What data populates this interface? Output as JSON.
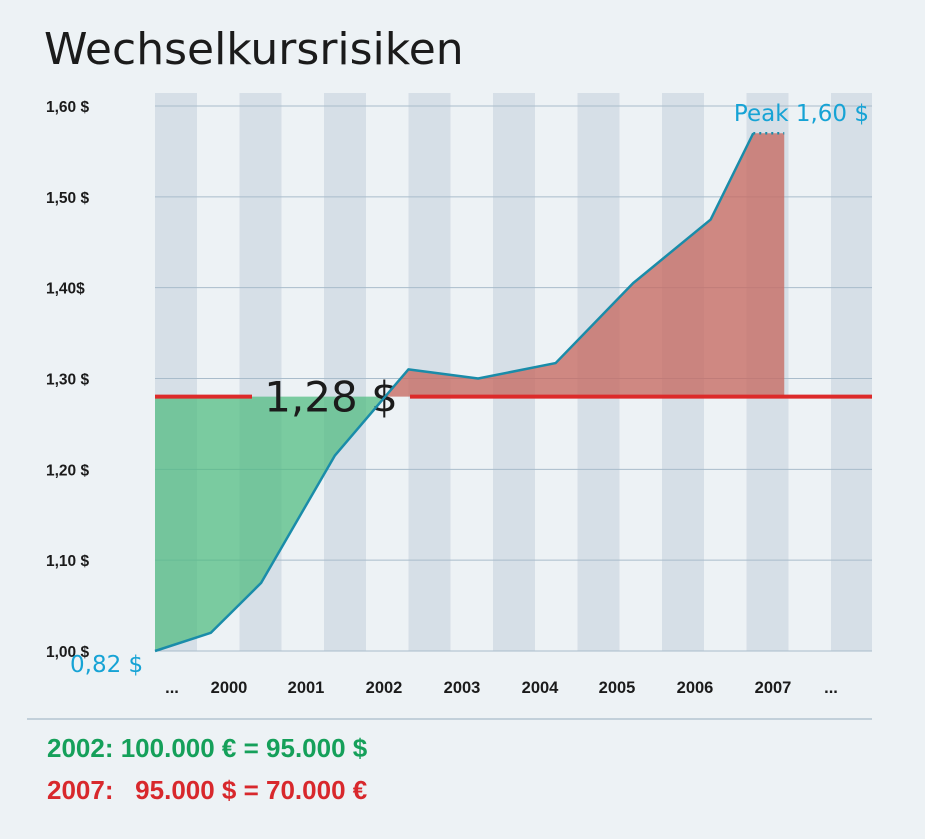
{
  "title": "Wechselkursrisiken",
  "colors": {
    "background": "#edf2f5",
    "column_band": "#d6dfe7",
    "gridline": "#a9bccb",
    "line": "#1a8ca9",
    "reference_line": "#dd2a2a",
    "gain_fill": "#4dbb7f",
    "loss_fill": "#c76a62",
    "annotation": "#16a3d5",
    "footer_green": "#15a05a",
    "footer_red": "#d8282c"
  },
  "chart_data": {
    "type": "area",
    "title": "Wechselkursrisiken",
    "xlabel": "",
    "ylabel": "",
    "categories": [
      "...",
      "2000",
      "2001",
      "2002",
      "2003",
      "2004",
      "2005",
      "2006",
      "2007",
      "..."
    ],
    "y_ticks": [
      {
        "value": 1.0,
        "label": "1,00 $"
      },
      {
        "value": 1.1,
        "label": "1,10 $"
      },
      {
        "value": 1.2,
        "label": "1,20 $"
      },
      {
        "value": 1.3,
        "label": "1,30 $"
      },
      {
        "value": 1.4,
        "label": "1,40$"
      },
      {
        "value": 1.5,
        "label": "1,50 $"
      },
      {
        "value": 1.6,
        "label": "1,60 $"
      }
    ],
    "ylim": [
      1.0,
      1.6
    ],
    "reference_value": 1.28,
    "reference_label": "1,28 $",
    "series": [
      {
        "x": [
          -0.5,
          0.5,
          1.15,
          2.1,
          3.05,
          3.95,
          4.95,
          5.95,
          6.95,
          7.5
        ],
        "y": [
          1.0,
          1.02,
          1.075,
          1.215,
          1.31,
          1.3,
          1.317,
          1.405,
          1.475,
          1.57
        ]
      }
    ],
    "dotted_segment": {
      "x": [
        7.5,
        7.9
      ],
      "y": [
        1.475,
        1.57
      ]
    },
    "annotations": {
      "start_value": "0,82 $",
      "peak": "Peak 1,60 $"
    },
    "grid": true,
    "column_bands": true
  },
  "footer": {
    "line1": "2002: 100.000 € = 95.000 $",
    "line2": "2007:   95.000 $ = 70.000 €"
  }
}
______________________________
WHAT THIS TASK INVOLVES: Repeat the material verbatim. Do not carry over any picture.

ANSWER:
What data populates this interface? Output as JSON.
{
  "title": "Wechselkursrisiken",
  "colors": {
    "background": "#edf2f5",
    "column_band": "#d6dfe7",
    "gridline": "#a9bccb",
    "line": "#1a8ca9",
    "reference_line": "#dd2a2a",
    "gain_fill": "#4dbb7f",
    "loss_fill": "#c76a62",
    "annotation": "#16a3d5",
    "footer_green": "#15a05a",
    "footer_red": "#d8282c"
  },
  "chart_data": {
    "type": "area",
    "title": "Wechselkursrisiken",
    "xlabel": "",
    "ylabel": "",
    "categories": [
      "...",
      "2000",
      "2001",
      "2002",
      "2003",
      "2004",
      "2005",
      "2006",
      "2007",
      "..."
    ],
    "y_ticks": [
      {
        "value": 1.0,
        "label": "1,00 $"
      },
      {
        "value": 1.1,
        "label": "1,10 $"
      },
      {
        "value": 1.2,
        "label": "1,20 $"
      },
      {
        "value": 1.3,
        "label": "1,30 $"
      },
      {
        "value": 1.4,
        "label": "1,40$"
      },
      {
        "value": 1.5,
        "label": "1,50 $"
      },
      {
        "value": 1.6,
        "label": "1,60 $"
      }
    ],
    "ylim": [
      1.0,
      1.6
    ],
    "reference_value": 1.28,
    "reference_label": "1,28 $",
    "series": [
      {
        "x": [
          -0.5,
          0.5,
          1.15,
          2.1,
          3.05,
          3.95,
          4.95,
          5.95,
          6.95,
          7.5
        ],
        "y": [
          1.0,
          1.02,
          1.075,
          1.215,
          1.31,
          1.3,
          1.317,
          1.405,
          1.475,
          1.57
        ]
      }
    ],
    "dotted_segment": {
      "x": [
        7.5,
        7.9
      ],
      "y": [
        1.475,
        1.57
      ]
    },
    "annotations": {
      "start_value": "0,82 $",
      "peak": "Peak 1,60 $"
    },
    "grid": true,
    "column_bands": true
  },
  "footer": {
    "line1": "2002: 100.000 € = 95.000 $",
    "line2": "2007:   95.000 $ = 70.000 €"
  }
}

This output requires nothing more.